## Dataset entries
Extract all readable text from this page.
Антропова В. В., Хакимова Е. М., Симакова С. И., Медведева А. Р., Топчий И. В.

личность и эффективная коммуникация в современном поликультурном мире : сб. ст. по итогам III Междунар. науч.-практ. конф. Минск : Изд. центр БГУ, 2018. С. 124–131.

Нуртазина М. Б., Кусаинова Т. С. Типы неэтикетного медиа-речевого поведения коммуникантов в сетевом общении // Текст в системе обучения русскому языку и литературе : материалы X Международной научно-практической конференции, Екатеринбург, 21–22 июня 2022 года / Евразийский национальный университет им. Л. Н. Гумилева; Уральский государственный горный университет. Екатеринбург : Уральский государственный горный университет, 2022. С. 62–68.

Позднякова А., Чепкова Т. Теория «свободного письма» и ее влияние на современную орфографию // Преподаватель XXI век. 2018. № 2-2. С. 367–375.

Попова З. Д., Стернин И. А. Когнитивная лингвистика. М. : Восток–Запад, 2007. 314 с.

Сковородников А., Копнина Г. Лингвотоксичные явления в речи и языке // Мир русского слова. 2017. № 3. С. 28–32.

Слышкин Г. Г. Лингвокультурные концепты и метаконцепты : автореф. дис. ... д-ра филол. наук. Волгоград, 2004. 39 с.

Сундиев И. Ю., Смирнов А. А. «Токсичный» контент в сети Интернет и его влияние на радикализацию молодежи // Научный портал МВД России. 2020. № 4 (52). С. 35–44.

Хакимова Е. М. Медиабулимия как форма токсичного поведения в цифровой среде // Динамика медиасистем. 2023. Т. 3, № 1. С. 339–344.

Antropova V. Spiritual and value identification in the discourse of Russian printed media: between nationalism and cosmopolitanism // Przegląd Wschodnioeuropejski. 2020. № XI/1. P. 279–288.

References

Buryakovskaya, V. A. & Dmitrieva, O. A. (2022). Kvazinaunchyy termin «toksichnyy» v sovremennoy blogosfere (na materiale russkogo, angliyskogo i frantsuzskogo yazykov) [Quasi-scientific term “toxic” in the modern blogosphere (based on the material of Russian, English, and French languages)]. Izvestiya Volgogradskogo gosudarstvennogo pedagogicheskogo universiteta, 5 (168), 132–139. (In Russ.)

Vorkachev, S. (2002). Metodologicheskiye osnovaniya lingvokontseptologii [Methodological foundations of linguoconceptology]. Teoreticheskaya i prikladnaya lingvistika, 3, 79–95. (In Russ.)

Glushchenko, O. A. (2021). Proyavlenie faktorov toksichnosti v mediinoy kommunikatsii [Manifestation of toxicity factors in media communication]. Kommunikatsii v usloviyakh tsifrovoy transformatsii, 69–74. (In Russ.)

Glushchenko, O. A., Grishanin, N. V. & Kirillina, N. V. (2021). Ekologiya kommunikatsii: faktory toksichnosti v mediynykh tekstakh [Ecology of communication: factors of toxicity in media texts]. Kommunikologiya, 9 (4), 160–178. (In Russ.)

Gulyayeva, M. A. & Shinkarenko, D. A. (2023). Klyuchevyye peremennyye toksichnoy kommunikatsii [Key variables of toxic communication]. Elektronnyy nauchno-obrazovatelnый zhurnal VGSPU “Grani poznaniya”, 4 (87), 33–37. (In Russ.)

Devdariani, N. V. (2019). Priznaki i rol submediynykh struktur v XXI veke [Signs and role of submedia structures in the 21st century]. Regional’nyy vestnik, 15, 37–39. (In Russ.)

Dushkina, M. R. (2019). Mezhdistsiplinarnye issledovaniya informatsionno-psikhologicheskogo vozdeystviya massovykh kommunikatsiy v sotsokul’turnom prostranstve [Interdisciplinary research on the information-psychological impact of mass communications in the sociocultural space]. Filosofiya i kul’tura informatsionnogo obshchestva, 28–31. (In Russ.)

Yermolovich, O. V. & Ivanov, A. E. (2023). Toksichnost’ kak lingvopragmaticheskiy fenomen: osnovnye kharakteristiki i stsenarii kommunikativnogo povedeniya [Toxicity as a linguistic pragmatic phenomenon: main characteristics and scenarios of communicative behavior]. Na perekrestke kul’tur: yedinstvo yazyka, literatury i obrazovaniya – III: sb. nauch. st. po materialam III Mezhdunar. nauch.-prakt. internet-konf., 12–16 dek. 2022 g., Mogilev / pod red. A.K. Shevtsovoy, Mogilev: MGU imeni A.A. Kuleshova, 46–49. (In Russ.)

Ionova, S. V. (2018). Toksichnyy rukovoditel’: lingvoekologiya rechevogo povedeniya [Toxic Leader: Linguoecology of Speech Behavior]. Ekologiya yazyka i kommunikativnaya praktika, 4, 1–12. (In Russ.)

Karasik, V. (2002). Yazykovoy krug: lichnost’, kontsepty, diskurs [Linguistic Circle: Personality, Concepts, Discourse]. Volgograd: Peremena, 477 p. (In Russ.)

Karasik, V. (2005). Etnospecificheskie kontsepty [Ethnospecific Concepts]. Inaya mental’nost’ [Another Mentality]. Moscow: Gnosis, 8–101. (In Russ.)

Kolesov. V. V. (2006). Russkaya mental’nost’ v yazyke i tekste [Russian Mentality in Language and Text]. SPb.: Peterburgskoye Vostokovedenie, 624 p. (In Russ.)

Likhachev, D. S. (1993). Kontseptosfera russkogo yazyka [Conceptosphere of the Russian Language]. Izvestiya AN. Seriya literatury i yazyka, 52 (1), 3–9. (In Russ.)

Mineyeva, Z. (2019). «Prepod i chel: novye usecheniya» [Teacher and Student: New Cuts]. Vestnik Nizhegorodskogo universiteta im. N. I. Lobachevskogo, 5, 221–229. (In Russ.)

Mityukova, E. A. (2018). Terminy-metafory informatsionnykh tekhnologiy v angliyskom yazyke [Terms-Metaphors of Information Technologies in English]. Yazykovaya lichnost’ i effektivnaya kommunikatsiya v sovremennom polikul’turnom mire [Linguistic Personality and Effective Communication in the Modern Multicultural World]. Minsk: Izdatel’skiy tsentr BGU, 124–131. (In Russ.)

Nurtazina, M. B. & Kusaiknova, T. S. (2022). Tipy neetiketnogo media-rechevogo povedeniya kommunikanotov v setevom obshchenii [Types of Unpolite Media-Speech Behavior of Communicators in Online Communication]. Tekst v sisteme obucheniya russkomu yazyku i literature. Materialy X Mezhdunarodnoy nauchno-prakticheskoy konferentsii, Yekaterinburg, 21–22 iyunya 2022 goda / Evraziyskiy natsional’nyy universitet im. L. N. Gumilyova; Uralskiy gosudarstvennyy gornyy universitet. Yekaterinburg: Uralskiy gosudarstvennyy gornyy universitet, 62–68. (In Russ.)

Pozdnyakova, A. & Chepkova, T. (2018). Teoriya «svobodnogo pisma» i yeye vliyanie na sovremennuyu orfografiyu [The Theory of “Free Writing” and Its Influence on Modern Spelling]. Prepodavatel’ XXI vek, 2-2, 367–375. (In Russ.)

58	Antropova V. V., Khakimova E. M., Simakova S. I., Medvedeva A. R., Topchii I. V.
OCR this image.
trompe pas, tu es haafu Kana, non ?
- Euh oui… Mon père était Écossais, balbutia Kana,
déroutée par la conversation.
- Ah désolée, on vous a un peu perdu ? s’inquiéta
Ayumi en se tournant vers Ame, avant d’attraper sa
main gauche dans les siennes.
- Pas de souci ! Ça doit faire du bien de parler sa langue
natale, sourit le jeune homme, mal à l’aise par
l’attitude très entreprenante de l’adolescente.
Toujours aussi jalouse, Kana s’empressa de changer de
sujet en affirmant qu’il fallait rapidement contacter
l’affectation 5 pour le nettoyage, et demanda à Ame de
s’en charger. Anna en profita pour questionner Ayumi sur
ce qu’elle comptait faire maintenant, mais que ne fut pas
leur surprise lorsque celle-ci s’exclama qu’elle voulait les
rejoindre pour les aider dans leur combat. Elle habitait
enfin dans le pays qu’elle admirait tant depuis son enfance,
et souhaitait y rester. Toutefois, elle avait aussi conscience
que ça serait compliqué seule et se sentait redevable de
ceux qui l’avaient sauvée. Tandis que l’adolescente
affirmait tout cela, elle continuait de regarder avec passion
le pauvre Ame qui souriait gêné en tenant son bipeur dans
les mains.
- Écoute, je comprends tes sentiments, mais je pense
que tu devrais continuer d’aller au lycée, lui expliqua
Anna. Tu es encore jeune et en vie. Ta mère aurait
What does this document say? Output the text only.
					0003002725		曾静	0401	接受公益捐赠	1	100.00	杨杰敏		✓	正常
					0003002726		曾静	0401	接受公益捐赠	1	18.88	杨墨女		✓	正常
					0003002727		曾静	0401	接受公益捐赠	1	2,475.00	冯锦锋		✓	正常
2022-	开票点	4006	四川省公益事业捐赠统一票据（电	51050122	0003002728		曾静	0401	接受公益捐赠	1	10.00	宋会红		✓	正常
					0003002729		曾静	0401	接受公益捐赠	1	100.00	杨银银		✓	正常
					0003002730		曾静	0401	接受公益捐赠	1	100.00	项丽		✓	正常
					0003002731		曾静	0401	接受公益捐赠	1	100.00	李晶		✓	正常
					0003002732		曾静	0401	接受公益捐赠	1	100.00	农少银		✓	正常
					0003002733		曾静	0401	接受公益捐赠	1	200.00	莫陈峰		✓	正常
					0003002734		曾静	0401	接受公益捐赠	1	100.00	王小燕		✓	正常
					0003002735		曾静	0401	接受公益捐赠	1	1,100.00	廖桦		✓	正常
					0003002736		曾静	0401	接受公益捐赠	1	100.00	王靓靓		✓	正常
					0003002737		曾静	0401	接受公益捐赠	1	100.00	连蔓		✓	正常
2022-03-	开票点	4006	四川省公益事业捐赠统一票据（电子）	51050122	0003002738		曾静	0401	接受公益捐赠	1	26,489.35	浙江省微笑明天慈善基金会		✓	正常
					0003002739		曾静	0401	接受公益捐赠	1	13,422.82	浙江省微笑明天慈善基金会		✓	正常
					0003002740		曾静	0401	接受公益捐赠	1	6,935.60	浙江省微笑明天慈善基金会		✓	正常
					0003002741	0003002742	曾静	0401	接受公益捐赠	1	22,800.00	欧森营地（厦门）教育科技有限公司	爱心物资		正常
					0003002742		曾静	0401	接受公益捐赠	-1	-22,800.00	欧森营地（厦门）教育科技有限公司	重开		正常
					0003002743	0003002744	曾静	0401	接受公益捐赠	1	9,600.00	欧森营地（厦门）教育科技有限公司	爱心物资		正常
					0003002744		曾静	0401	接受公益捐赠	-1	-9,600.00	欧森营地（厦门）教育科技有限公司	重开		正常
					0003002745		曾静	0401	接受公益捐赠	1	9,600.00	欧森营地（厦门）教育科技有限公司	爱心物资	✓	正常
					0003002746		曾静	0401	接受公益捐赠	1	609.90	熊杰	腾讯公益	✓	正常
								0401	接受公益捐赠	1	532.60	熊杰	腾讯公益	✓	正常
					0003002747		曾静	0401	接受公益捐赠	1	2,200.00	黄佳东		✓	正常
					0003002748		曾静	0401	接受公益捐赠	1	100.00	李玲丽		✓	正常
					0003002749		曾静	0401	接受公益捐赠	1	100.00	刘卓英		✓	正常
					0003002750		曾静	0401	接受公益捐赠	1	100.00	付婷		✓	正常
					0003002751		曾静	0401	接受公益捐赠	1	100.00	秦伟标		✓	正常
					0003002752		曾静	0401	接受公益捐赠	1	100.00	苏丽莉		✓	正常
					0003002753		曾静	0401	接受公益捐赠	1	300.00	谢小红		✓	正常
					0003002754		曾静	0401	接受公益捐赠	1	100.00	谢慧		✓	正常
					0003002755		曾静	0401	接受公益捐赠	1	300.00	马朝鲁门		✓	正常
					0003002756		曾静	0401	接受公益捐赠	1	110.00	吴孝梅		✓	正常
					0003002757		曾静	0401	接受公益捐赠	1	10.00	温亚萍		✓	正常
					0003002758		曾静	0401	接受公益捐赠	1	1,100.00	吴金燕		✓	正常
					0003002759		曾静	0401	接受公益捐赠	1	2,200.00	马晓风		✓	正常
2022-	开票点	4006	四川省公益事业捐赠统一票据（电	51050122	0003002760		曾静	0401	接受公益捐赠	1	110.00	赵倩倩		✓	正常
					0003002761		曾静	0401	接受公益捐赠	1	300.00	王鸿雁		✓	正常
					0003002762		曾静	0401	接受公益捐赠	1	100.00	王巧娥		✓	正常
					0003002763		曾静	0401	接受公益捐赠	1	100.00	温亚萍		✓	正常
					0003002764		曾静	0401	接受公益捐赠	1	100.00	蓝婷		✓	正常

## SET EXERCISE
Copy all lines of the listing above that contain the string "mais".

## THE RESPONSE
ce qu’elle comptait faire maintenant, mais que ne fut pas
- Écoute, je comprends tes sentiments, mais je pense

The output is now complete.